Directions
Exclude any images and output the remaining records exactly.

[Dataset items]
....
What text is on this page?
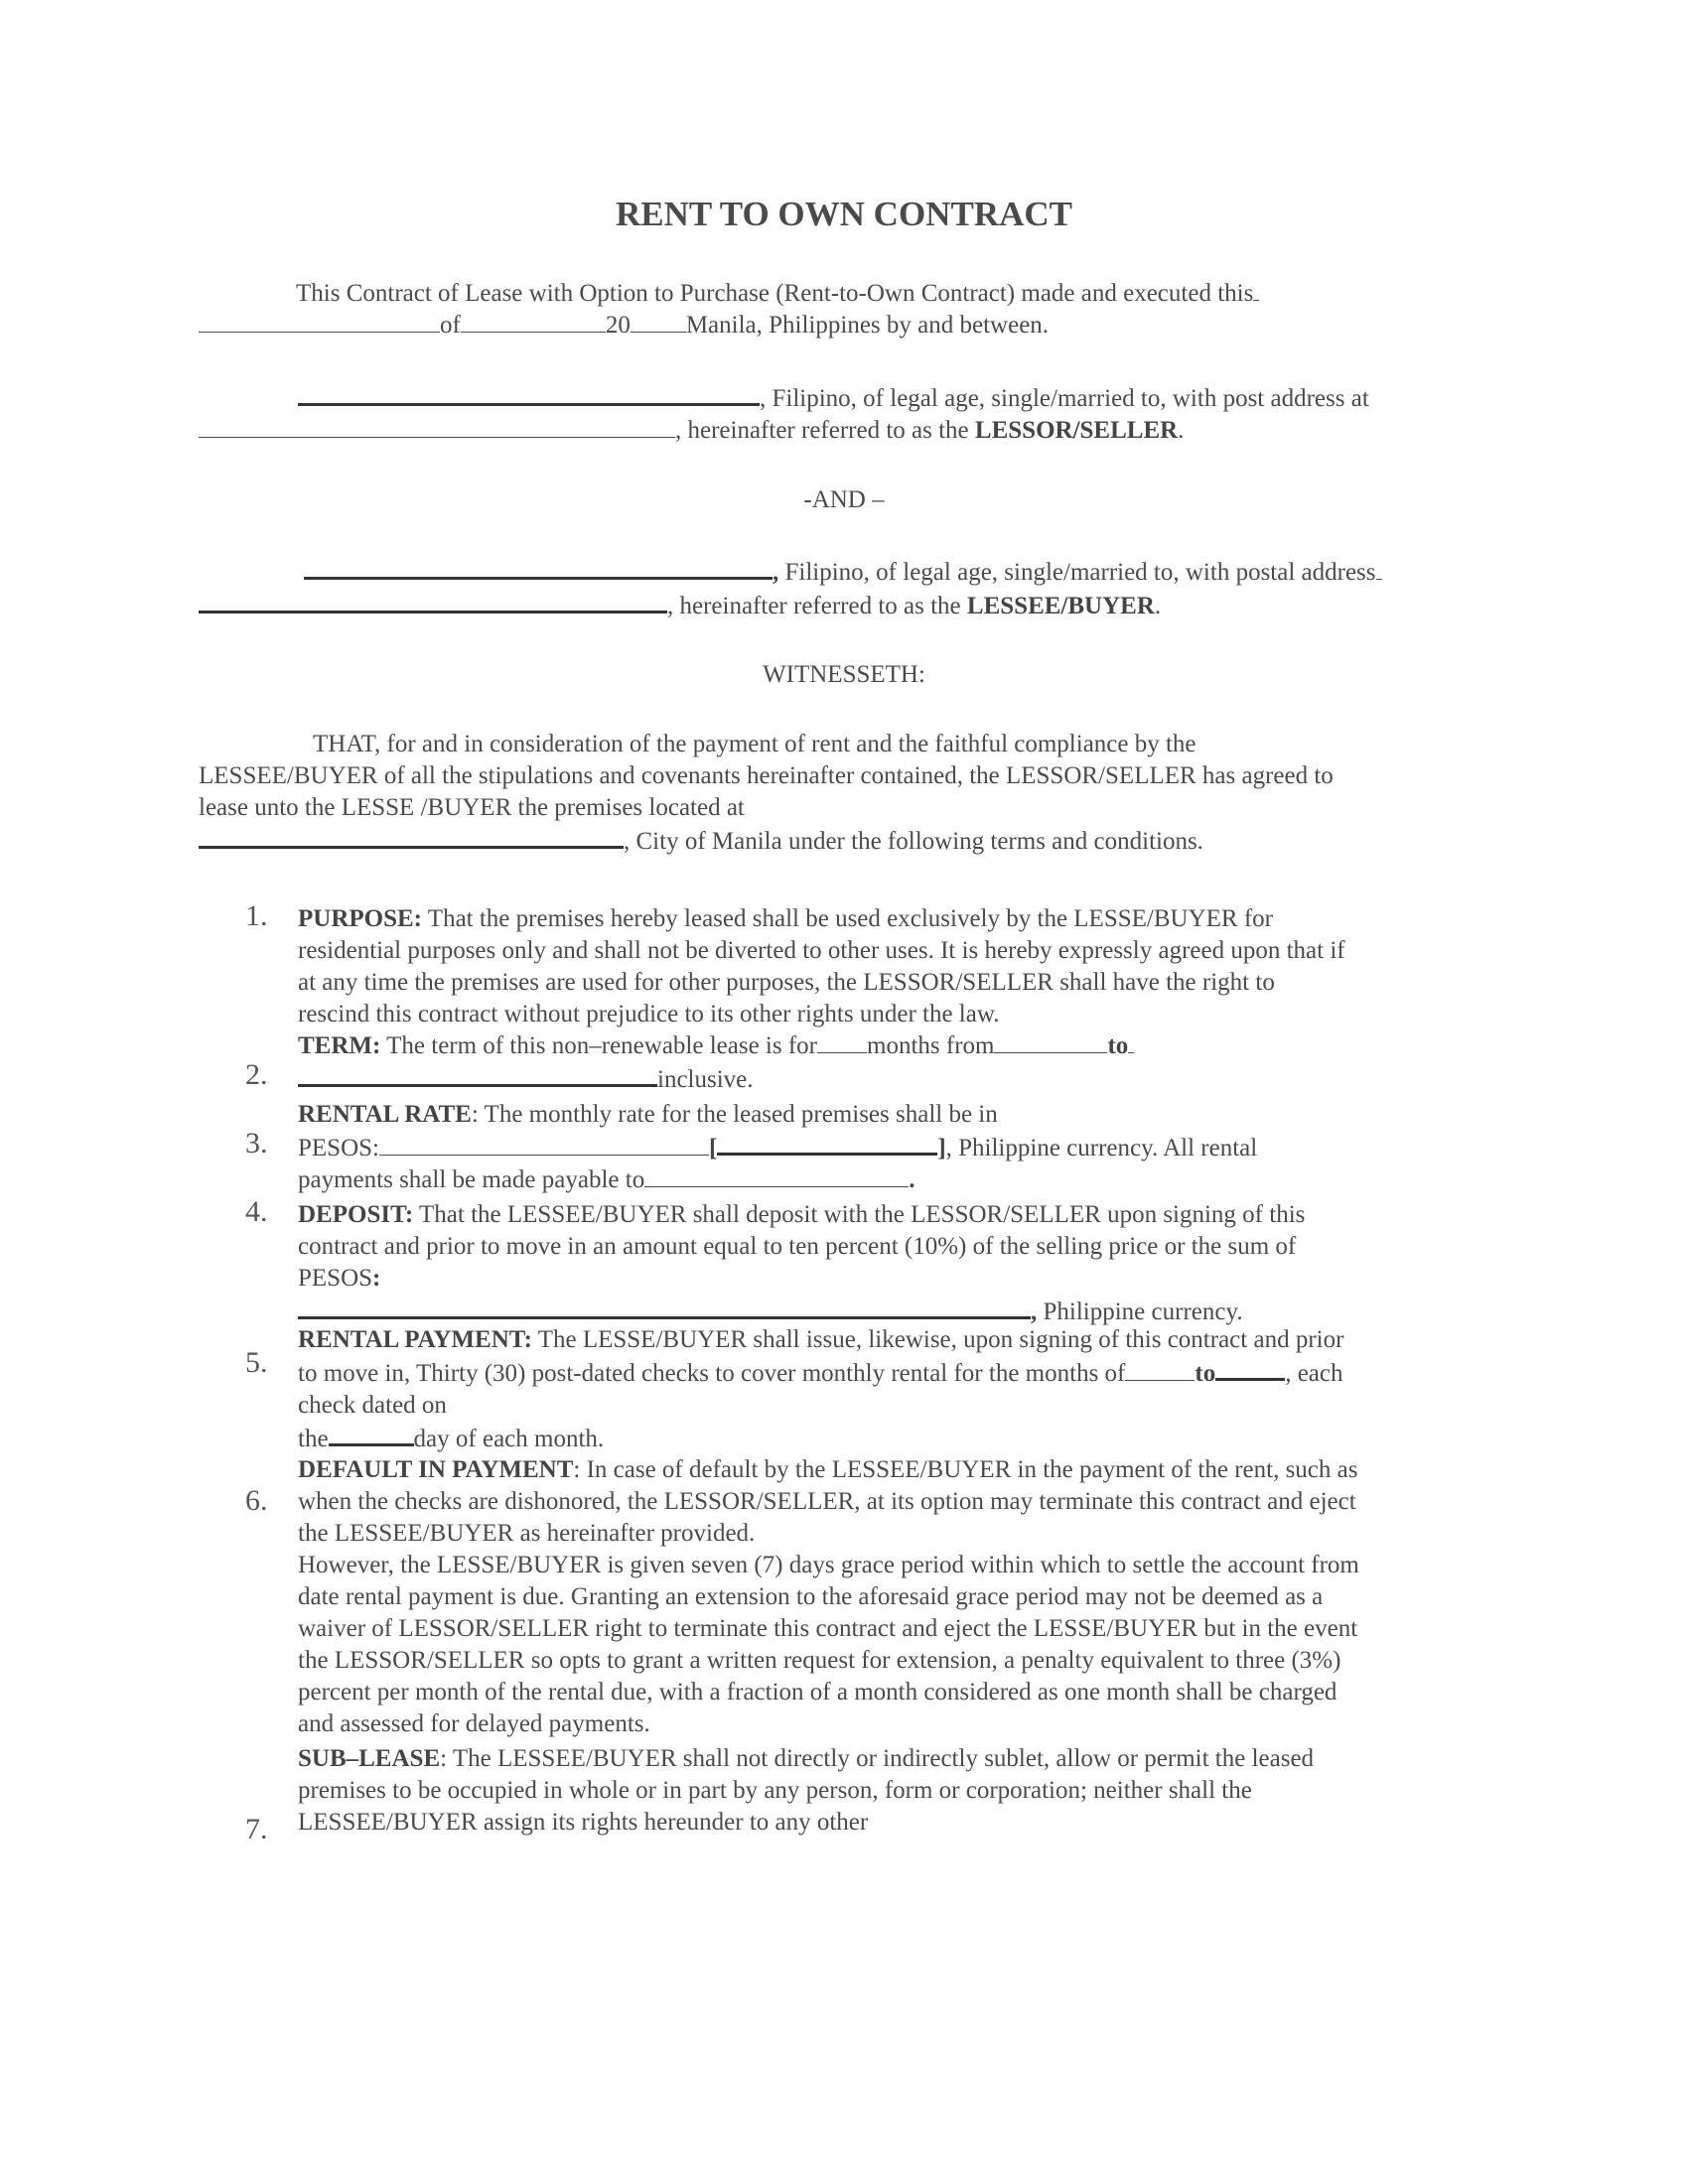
RENT TO OWN CONTRACT
This Contract of Lease with Option to Purchase (Rent-to-Own Contract) made and executed this
of	20 Manila, Philippines by and between.
, Filipino, of legal age, single/married to, with post address at
, hereinafter referred to as the LESSOR/SELLER.
-AND –
, Filipino, of legal age, single/married to, with postal address
, hereinafter referred to as the LESSEE/BUYER.
WITNESSETH:
THAT, for and in consideration of the payment of rent and the faithful compliance by the
LESSEE/BUYER of all the stipulations and covenants hereinafter contained, the LESSOR/SELLER has agreed to
lease unto the LESSE /BUYER the premises located at
, City of Manila under the following terms and conditions.
1. PURPOSE: That the premises hereby leased shall be used exclusively by the LESSE/BUYER for
residential purposes only and shall not be diverted to other uses. It is hereby expressly agreed upon that if
at any time the premises are used for other purposes, the LESSOR/SELLER shall have the right to
rescind this contract without prejudice to its other rights under the law.
2.
TERM: The term of this non–renewable lease is for months from	to
inclusive.
3.
RENTAL RATE: The monthly rate for the leased premises shall be in
PESOS:	[	], Philippine currency. All rental
payments shall be made payable to	.
4. DEPOSIT: That the LESSEE/BUYER shall deposit with the LESSOR/SELLER upon signing of this
contract and prior to move in an amount equal to ten percent (10%) of the selling price or the sum of
PESOS:
, Philippine currency.
5.
RENTAL PAYMENT: The LESSE/BUYER shall issue, likewise, upon signing of this contract and prior
to move in, Thirty (30) post-dated checks to cover monthly rental for the months of	to	, each
check dated on
the	day of each month.
6.
DEFAULT IN PAYMENT: In case of default by the LESSEE/BUYER in the payment of the rent, such as
when the checks are dishonored, the LESSOR/SELLER, at its option may terminate this contract and eject
the LESSEE/BUYER as hereinafter provided.
However, the LESSE/BUYER is given seven (7) days grace period within which to settle the account from
date rental payment is due. Granting an extension to the aforesaid grace period may not be deemed as a
waiver of LESSOR/SELLER right to terminate this contract and eject the LESSE/BUYER but in the event
the LESSOR/SELLER so opts to grant a written request for extension, a penalty equivalent to three (3%)
percent per month of the rental due, with a fraction of a month considered as one month shall be charged
and assessed for delayed payments.
7.
SUB–LEASE: The LESSEE/BUYER shall not directly or indirectly sublet, allow or permit the leased
premises to be occupied in whole or in part by any person, form or corporation; neither shall the
LESSEE/BUYER assign its rights hereunder to any other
....
Response to the task
What text is on this page?
RENT TO OWN CONTRACT
This Contract of Lease with Option to Purchase (Rent-to-Own Contract) made and executed this
of	20 Manila, Philippines by and between.
, Filipino, of legal age, single/married to, with post address at
, hereinafter referred to as the LESSOR/SELLER.
-AND –
, Filipino, of legal age, single/married to, with postal address
, hereinafter referred to as the LESSEE/BUYER.
WITNESSETH:
THAT, for and in consideration of the payment of rent and the faithful compliance by the
LESSEE/BUYER of all the stipulations and covenants hereinafter contained, the LESSOR/SELLER has agreed to
lease unto the LESSE /BUYER the premises located at
, City of Manila under the following terms and conditions.
1. PURPOSE: That the premises hereby leased shall be used exclusively by the LESSE/BUYER for
residential purposes only and shall not be diverted to other uses. It is hereby expressly agreed upon that if
at any time the premises are used for other purposes, the LESSOR/SELLER shall have the right to
rescind this contract without prejudice to its other rights under the law.
2.
TERM: The term of this non–renewable lease is for months from	to
inclusive.
3.
RENTAL RATE: The monthly rate for the leased premises shall be in
PESOS:	[	], Philippine currency. All rental
payments shall be made payable to	.
4. DEPOSIT: That the LESSEE/BUYER shall deposit with the LESSOR/SELLER upon signing of this
contract and prior to move in an amount equal to ten percent (10%) of the selling price or the sum of
PESOS:
, Philippine currency.
5.
RENTAL PAYMENT: The LESSE/BUYER shall issue, likewise, upon signing of this contract and prior
to move in, Thirty (30) post-dated checks to cover monthly rental for the months of	to	, each
check dated on
the	day of each month.
6.
DEFAULT IN PAYMENT: In case of default by the LESSEE/BUYER in the payment of the rent, such as
when the checks are dishonored, the LESSOR/SELLER, at its option may terminate this contract and eject
the LESSEE/BUYER as hereinafter provided.
However, the LESSE/BUYER is given seven (7) days grace period within which to settle the account from
date rental payment is due. Granting an extension to the aforesaid grace period may not be deemed as a
waiver of LESSOR/SELLER right to terminate this contract and eject the LESSE/BUYER but in the event
the LESSOR/SELLER so opts to grant a written request for extension, a penalty equivalent to three (3%)
percent per month of the rental due, with a fraction of a month considered as one month shall be charged
and assessed for delayed payments.
7.
SUB–LEASE: The LESSEE/BUYER shall not directly or indirectly sublet, allow or permit the leased
premises to be occupied in whole or in part by any person, form or corporation; neither shall the
LESSEE/BUYER assign its rights hereunder to any other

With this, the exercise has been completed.